* Begin *

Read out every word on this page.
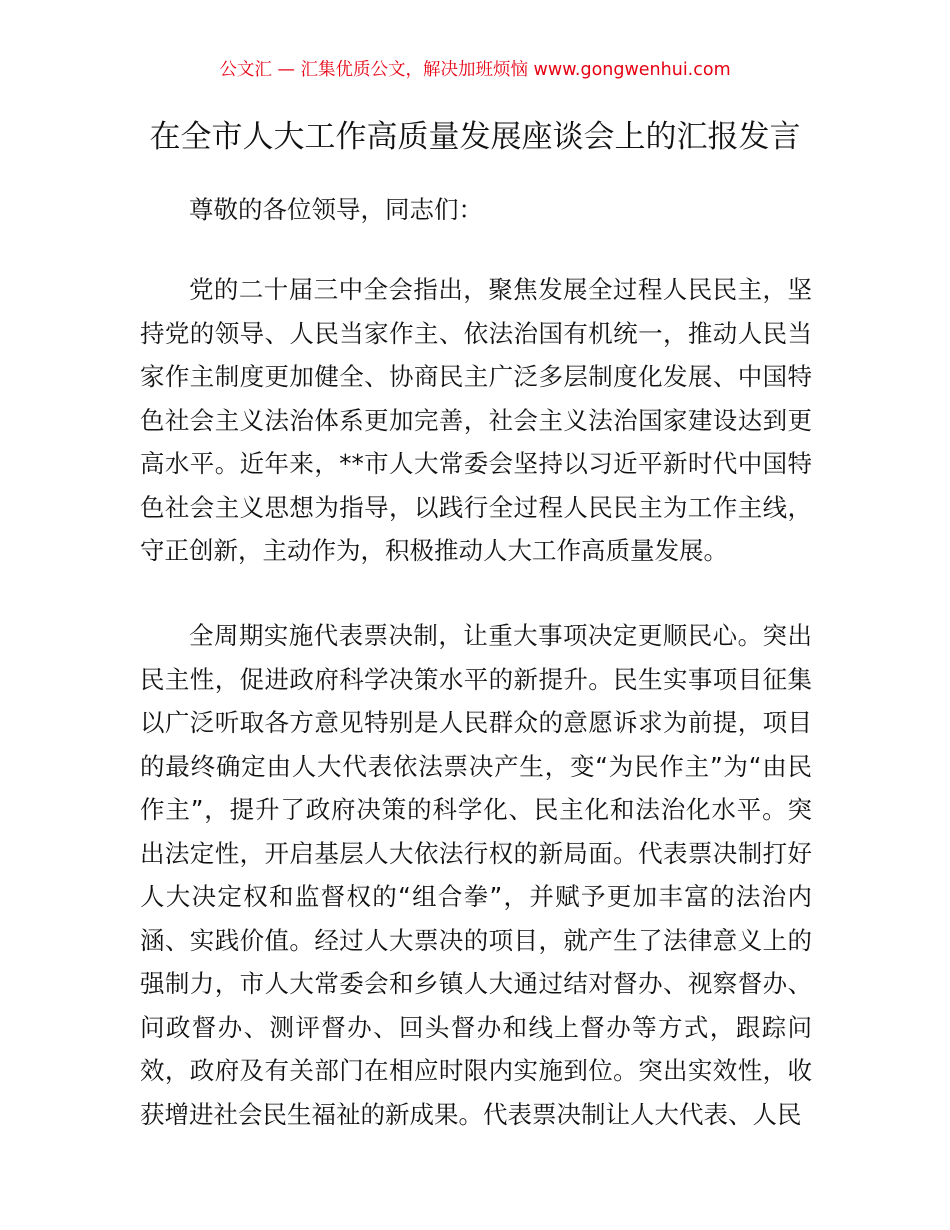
公文汇 — 汇集优质公文，解决加班烦恼 www.gongwenhui.com
在全市人大工作高质量发展座谈会上的汇报发言
尊敬的各位领导，同志们：
党的二十届三中全会指出，聚焦发展全过程人民民主，坚持党的领导、人民当家作主、依法治国有机统一，推动人民当家作主制度更加健全、协商民主广泛多层制度化发展、中国特色社会主义法治体系更加完善，社会主义法治国家建设达到更高水平。近年来，**市人大常委会坚持以习近平新时代中国特色社会主义思想为指导，以践行全过程人民民主为工作主线，守正创新，主动作为，积极推动人大工作高质量发展。
全周期实施代表票决制，让重大事项决定更顺民心。突出民主性，促进政府科学决策水平的新提升。民生实事项目征集以广泛听取各方意见特别是人民群众的意愿诉求为前提，项目的最终确定由人大代表依法票决产生，变“为民作主”为“由民作主”，提升了政府决策的科学化、民主化和法治化水平。突出法定性，开启基层人大依法行权的新局面。代表票决制打好人大决定权和监督权的“组合拳”，并赋予更加丰富的法治内涵、实践价值。经过人大票决的项目，就产生了法律意义上的强制力，市人大常委会和乡镇人大通过结对督办、视察督办、问政督办、测评督办、回头督办和线上督办等方式，跟踪问效，政府及有关部门在相应时限内实施到位。突出实效性，收获增进社会民生福祉的新成果。代表票决制让人大代表、人民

* End *

• _Exercise task_
Leave the pictures out and reproduce all of the records exactly.

• _Answer for this exercise_
Read out every word on this page.
公文汇 — 汇集优质公文，解决加班烦恼 www.gongwenhui.com
在全市人大工作高质量发展座谈会上的汇报发言
尊敬的各位领导，同志们：
党的二十届三中全会指出，聚焦发展全过程人民民主，坚持党的领导、人民当家作主、依法治国有机统一，推动人民当家作主制度更加健全、协商民主广泛多层制度化发展、中国特色社会主义法治体系更加完善，社会主义法治国家建设达到更高水平。近年来，**市人大常委会坚持以习近平新时代中国特色社会主义思想为指导，以践行全过程人民民主为工作主线，守正创新，主动作为，积极推动人大工作高质量发展。
全周期实施代表票决制，让重大事项决定更顺民心。突出民主性，促进政府科学决策水平的新提升。民生实事项目征集以广泛听取各方意见特别是人民群众的意愿诉求为前提，项目的最终确定由人大代表依法票决产生，变“为民作主”为“由民作主”，提升了政府决策的科学化、民主化和法治化水平。突出法定性，开启基层人大依法行权的新局面。代表票决制打好人大决定权和监督权的“组合拳”，并赋予更加丰富的法治内涵、实践价值。经过人大票决的项目，就产生了法律意义上的强制力，市人大常委会和乡镇人大通过结对督办、视察督办、问政督办、测评督办、回头督办和线上督办等方式，跟踪问效，政府及有关部门在相应时限内实施到位。突出实效性，收获增进社会民生福祉的新成果。代表票决制让人大代表、人民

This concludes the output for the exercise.